--- Exercise aim ---
Retype everything in the listing, leaving each line exactly as it is.
* start Exercise inputs *
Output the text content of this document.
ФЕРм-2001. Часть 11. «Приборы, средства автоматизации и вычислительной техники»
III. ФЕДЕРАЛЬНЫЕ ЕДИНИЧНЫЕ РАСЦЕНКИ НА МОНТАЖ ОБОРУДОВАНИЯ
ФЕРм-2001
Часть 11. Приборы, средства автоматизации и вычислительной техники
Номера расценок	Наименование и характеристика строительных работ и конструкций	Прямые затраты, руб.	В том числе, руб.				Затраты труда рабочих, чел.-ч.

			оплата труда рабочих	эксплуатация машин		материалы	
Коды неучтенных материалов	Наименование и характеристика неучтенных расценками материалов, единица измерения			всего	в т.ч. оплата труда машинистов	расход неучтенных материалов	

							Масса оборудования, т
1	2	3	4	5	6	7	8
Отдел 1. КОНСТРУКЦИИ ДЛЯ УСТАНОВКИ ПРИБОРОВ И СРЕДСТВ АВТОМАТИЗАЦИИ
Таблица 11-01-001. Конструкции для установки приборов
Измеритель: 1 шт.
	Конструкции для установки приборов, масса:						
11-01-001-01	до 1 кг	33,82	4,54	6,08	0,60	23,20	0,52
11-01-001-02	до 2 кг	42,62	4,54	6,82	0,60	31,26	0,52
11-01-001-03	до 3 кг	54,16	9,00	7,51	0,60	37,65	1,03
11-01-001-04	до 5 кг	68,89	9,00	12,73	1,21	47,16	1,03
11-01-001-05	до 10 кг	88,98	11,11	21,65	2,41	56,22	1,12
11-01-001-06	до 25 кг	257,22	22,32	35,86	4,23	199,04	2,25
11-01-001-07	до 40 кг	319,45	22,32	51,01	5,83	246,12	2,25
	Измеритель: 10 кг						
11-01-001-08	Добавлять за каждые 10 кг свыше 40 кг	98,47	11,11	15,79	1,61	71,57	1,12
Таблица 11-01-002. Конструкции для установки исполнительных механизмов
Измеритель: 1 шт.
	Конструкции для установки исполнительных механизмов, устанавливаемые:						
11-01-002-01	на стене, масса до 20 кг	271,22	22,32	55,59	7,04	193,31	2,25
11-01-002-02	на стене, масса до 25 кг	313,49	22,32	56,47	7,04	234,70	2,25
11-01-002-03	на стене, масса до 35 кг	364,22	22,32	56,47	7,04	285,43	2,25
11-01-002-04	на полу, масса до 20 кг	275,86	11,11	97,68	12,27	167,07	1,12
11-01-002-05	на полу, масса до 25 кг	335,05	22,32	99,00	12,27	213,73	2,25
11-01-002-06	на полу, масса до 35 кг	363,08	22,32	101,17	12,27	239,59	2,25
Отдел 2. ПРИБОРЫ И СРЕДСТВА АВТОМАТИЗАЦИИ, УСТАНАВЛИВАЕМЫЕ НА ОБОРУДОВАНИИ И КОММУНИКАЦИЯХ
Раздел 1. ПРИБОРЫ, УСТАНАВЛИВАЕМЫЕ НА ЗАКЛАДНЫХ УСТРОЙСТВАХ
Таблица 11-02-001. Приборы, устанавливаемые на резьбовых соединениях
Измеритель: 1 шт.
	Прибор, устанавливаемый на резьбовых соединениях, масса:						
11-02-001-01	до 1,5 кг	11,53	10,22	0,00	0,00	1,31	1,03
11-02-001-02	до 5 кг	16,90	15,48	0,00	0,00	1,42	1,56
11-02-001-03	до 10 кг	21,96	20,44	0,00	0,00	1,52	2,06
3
* end Exercise inputs *
--- Solution to this problem ---
Output the text content of this document.
ФЕРм-2001. Часть 11. «Приборы, средства автоматизации и вычислительной техники»
III. ФЕДЕРАЛЬНЫЕ ЕДИНИЧНЫЕ РАСЦЕНКИ НА МОНТАЖ ОБОРУДОВАНИЯ
ФЕРм-2001
Часть 11. Приборы, средства автоматизации и вычислительной техники
Номера расценок	Наименование и характеристика строительных работ и конструкций	Прямые затраты, руб.	В том числе, руб.				Затраты труда рабочих, чел.-ч.

			оплата труда рабочих	эксплуатация машин		материалы	
Коды неучтенных материалов	Наименование и характеристика неучтенных расценками материалов, единица измерения			всего	в т.ч. оплата труда машинистов	расход неучтенных материалов	

							Масса оборудования, т
1	2	3	4	5	6	7	8
Отдел 1. КОНСТРУКЦИИ ДЛЯ УСТАНОВКИ ПРИБОРОВ И СРЕДСТВ АВТОМАТИЗАЦИИ
Таблица 11-01-001. Конструкции для установки приборов
Измеритель: 1 шт.
	Конструкции для установки приборов, масса:						
11-01-001-01	до 1 кг	33,82	4,54	6,08	0,60	23,20	0,52
11-01-001-02	до 2 кг	42,62	4,54	6,82	0,60	31,26	0,52
11-01-001-03	до 3 кг	54,16	9,00	7,51	0,60	37,65	1,03
11-01-001-04	до 5 кг	68,89	9,00	12,73	1,21	47,16	1,03
11-01-001-05	до 10 кг	88,98	11,11	21,65	2,41	56,22	1,12
11-01-001-06	до 25 кг	257,22	22,32	35,86	4,23	199,04	2,25
11-01-001-07	до 40 кг	319,45	22,32	51,01	5,83	246,12	2,25
	Измеритель: 10 кг						
11-01-001-08	Добавлять за каждые 10 кг свыше 40 кг	98,47	11,11	15,79	1,61	71,57	1,12
Таблица 11-01-002. Конструкции для установки исполнительных механизмов
Измеритель: 1 шт.
	Конструкции для установки исполнительных механизмов, устанавливаемые:						
11-01-002-01	на стене, масса до 20 кг	271,22	22,32	55,59	7,04	193,31	2,25
11-01-002-02	на стене, масса до 25 кг	313,49	22,32	56,47	7,04	234,70	2,25
11-01-002-03	на стене, масса до 35 кг	364,22	22,32	56,47	7,04	285,43	2,25
11-01-002-04	на полу, масса до 20 кг	275,86	11,11	97,68	12,27	167,07	1,12
11-01-002-05	на полу, масса до 25 кг	335,05	22,32	99,00	12,27	213,73	2,25
11-01-002-06	на полу, масса до 35 кг	363,08	22,32	101,17	12,27	239,59	2,25
Отдел 2. ПРИБОРЫ И СРЕДСТВА АВТОМАТИЗАЦИИ, УСТАНАВЛИВАЕМЫЕ НА ОБОРУДОВАНИИ И КОММУНИКАЦИЯХ
Раздел 1. ПРИБОРЫ, УСТАНАВЛИВАЕМЫЕ НА ЗАКЛАДНЫХ УСТРОЙСТВАХ
Таблица 11-02-001. Приборы, устанавливаемые на резьбовых соединениях
Измеритель: 1 шт.
	Прибор, устанавливаемый на резьбовых соединениях, масса:						
11-02-001-01	до 1,5 кг	11,53	10,22	0,00	0,00	1,31	1,03
11-02-001-02	до 5 кг	16,90	15,48	0,00	0,00	1,42	1,56
11-02-001-03	до 10 кг	21,96	20,44	0,00	0,00	1,52	2,06
3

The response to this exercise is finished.